> _WORK TASK_
Count the lines below that contain the word "worden". Give only the number.
*** Opening RECORD SET ***
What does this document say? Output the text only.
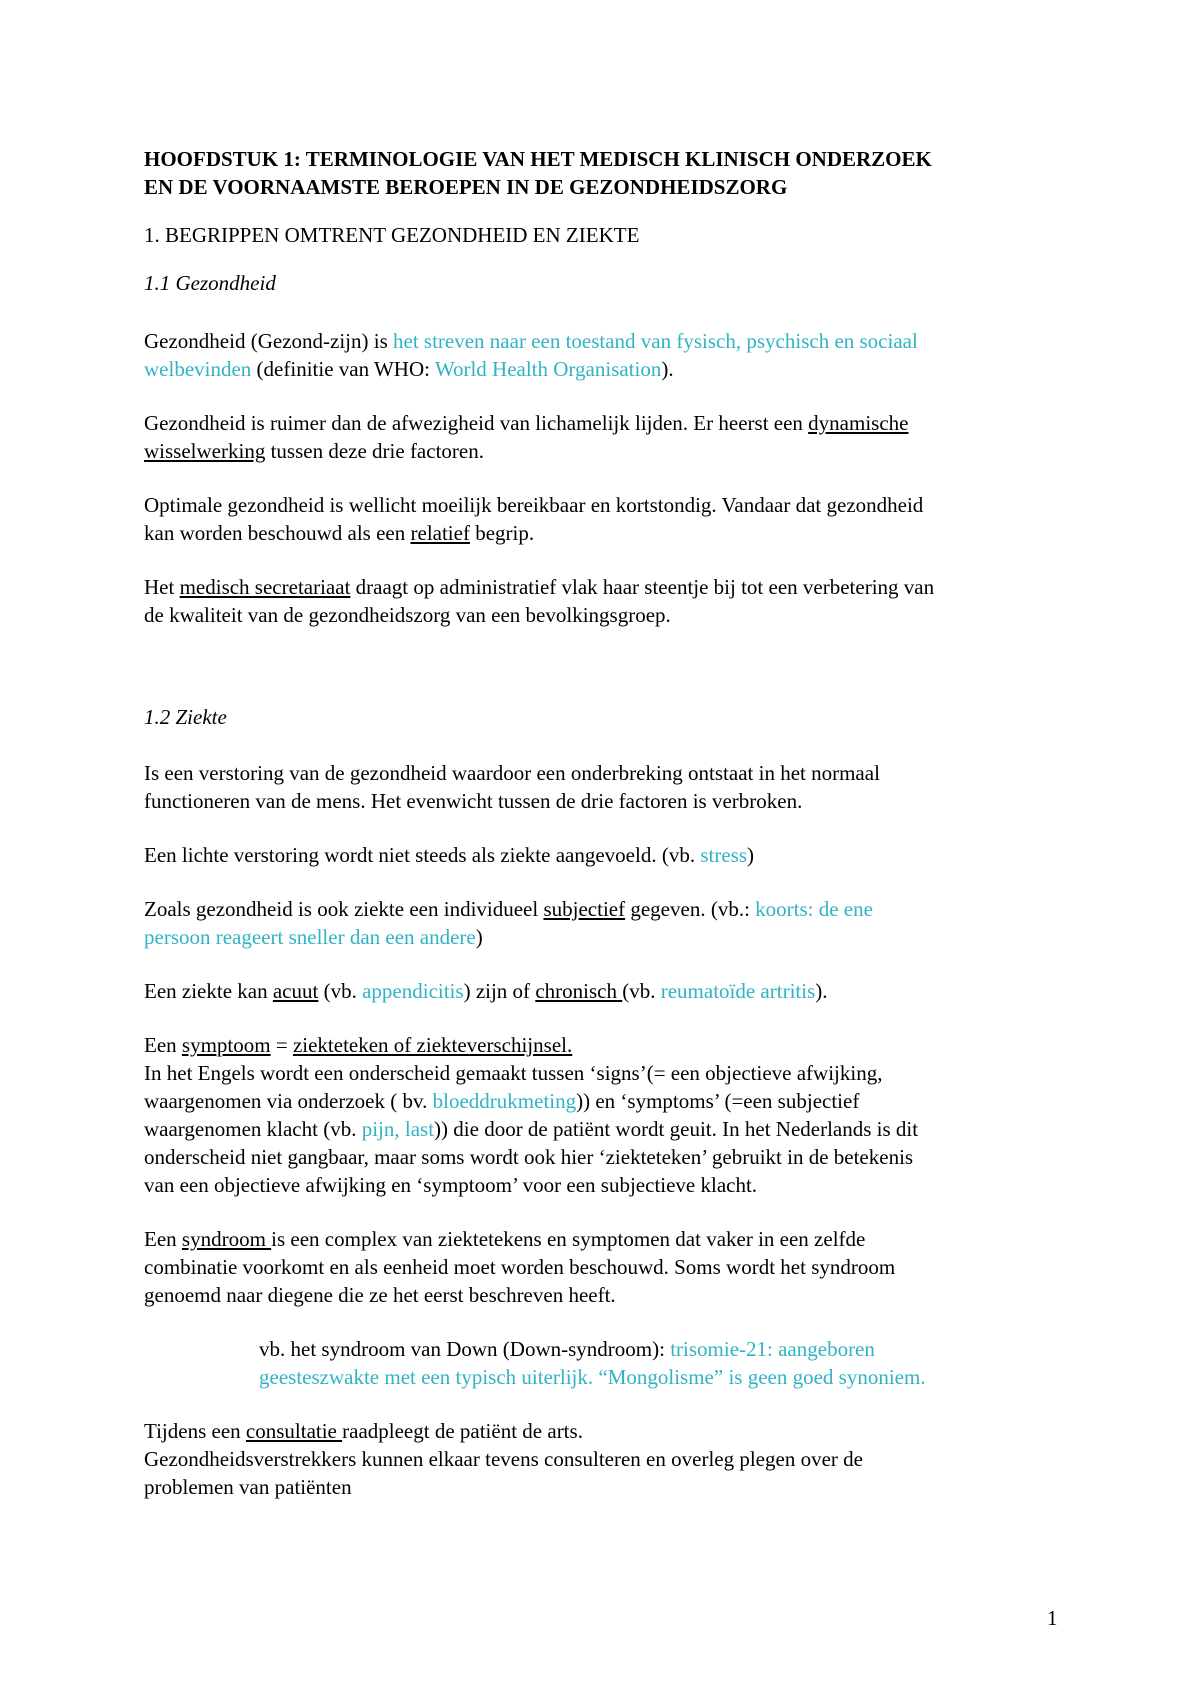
HOOFDSTUK 1: TERMINOLOGIE VAN HET MEDISCH KLINISCH ONDERZOEK
EN DE VOORNAAMSTE BEROEPEN IN DE GEZONDHEIDSZORG

1. BEGRIPPEN OMTRENT GEZONDHEID EN ZIEKTE

1.1 Gezondheid

Gezondheid (Gezond-zijn) is het streven naar een toestand van fysisch, psychisch en sociaal
welbevinden (definitie van WHO: World Health Organisation).

Gezondheid is ruimer dan de afwezigheid van lichamelijk lijden. Er heerst een dynamische
wisselwerking tussen deze drie factoren.

Optimale gezondheid is wellicht moeilijk bereikbaar en kortstondig. Vandaar dat gezondheid
kan worden beschouwd als een relatief begrip.

Het medisch secretariaat draagt op administratief vlak haar steentje bij tot een verbetering van
de kwaliteit van de gezondheidszorg van een bevolkingsgroep.

1.2 Ziekte

Is een verstoring van de gezondheid waardoor een onderbreking ontstaat in het normaal
functioneren van de mens. Het evenwicht tussen de drie factoren is verbroken.

Een lichte verstoring wordt niet steeds als ziekte aangevoeld. (vb. stress)

Zoals gezondheid is ook ziekte een individueel subjectief gegeven. (vb.: koorts: de ene
persoon reageert sneller dan een andere)

Een ziekte kan acuut (vb. appendicitis) zijn of chronisch (vb. reumatoïde artritis).

Een symptoom = ziekteteken of ziekteverschijnsel.
In het Engels wordt een onderscheid gemaakt tussen ‘signs’(= een objectieve afwijking,
waargenomen via onderzoek ( bv. bloeddrukmeting)) en ‘symptoms’ (=een subjectief
waargenomen klacht (vb. pijn, last)) die door de patiënt wordt geuit. In het Nederlands is dit
onderscheid niet gangbaar, maar soms wordt ook hier ‘ziekteteken’ gebruikt in de betekenis
van een objectieve afwijking en ‘symptoom’ voor een subjectieve klacht.

Een syndroom is een complex van ziektetekens en symptomen dat vaker in een zelfde
combinatie voorkomt en als eenheid moet worden beschouwd. Soms wordt het syndroom
genoemd naar diegene die ze het eerst beschreven heeft.

vb. het syndroom van Down (Down-syndroom): trisomie-21: aangeboren
geesteszwakte met een typisch uiterlijk. “Mongolisme” is geen goed synoniem.

Tijdens een consultatie raadpleegt de patiënt de arts.
Gezondheidsverstrekkers kunnen elkaar tevens consulteren en overleg plegen over de
problemen van patiënten

1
*** Closing RECORD SET ***
> _SOLUTION TO THIS TASK_
2